■ Task ■
Report only the number of lines in this material that include "title".
-- Start Data records --
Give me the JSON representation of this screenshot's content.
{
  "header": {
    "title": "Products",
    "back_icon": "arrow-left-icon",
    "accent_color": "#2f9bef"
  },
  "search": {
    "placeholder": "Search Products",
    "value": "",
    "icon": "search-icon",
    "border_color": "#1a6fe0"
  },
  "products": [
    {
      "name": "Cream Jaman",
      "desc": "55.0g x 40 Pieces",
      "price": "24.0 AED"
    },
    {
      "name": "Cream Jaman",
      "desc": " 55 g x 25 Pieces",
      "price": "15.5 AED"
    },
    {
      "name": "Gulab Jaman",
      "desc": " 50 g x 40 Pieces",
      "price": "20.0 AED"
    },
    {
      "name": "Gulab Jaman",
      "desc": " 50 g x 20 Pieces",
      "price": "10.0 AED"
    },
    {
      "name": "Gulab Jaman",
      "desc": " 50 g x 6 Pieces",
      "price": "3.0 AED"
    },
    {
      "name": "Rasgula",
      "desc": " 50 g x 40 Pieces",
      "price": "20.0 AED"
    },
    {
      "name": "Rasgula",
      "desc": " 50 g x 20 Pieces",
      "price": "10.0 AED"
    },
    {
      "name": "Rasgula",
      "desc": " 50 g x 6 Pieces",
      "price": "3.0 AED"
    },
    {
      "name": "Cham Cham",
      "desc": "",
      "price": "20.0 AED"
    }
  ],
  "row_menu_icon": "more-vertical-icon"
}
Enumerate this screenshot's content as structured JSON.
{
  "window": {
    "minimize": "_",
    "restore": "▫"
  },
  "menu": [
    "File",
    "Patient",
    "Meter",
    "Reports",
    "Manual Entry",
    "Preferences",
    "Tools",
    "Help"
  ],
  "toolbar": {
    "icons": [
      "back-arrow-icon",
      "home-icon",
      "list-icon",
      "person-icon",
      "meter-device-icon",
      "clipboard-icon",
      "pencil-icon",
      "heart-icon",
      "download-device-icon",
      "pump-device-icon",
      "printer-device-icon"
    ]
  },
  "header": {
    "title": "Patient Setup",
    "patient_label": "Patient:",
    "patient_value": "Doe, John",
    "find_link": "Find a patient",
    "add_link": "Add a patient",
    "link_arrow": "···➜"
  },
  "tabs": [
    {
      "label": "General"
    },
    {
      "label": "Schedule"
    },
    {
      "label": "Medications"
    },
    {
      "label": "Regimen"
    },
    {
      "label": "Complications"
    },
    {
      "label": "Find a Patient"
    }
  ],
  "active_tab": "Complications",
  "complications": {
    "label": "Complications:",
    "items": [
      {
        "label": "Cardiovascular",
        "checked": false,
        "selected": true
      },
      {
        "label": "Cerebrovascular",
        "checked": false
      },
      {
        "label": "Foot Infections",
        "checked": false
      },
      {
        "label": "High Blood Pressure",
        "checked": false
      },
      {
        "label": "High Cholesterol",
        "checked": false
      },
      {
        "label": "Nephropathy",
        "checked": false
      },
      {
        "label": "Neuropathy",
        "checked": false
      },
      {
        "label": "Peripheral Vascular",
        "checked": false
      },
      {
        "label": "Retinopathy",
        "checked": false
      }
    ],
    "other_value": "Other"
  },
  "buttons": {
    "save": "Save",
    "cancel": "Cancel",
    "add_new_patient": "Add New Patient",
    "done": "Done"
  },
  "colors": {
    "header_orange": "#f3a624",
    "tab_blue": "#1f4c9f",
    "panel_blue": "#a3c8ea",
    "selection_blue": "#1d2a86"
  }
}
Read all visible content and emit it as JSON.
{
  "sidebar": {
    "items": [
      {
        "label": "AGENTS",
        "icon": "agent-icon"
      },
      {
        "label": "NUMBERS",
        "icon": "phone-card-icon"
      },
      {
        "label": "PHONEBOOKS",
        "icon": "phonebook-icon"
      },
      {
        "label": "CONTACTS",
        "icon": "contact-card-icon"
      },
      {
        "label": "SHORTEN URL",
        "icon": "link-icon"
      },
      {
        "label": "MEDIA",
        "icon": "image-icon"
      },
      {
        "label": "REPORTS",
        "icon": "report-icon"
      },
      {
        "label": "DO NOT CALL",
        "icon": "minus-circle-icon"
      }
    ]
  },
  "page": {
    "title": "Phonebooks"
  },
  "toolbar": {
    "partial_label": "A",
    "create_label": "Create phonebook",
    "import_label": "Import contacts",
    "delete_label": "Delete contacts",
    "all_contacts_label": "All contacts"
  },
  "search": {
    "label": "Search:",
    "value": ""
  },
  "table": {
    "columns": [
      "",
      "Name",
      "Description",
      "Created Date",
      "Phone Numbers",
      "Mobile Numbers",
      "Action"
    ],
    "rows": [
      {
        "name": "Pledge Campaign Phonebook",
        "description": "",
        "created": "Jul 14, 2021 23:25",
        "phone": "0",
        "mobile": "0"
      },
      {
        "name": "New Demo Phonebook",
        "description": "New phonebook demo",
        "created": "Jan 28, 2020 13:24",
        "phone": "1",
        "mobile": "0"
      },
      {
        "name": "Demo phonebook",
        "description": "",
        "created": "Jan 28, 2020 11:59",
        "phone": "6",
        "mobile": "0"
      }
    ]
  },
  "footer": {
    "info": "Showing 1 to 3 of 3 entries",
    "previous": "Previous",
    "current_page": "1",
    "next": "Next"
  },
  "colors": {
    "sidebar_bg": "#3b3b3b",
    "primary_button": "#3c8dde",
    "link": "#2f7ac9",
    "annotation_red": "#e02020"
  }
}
-- End Data records --
■ Task answer ■
3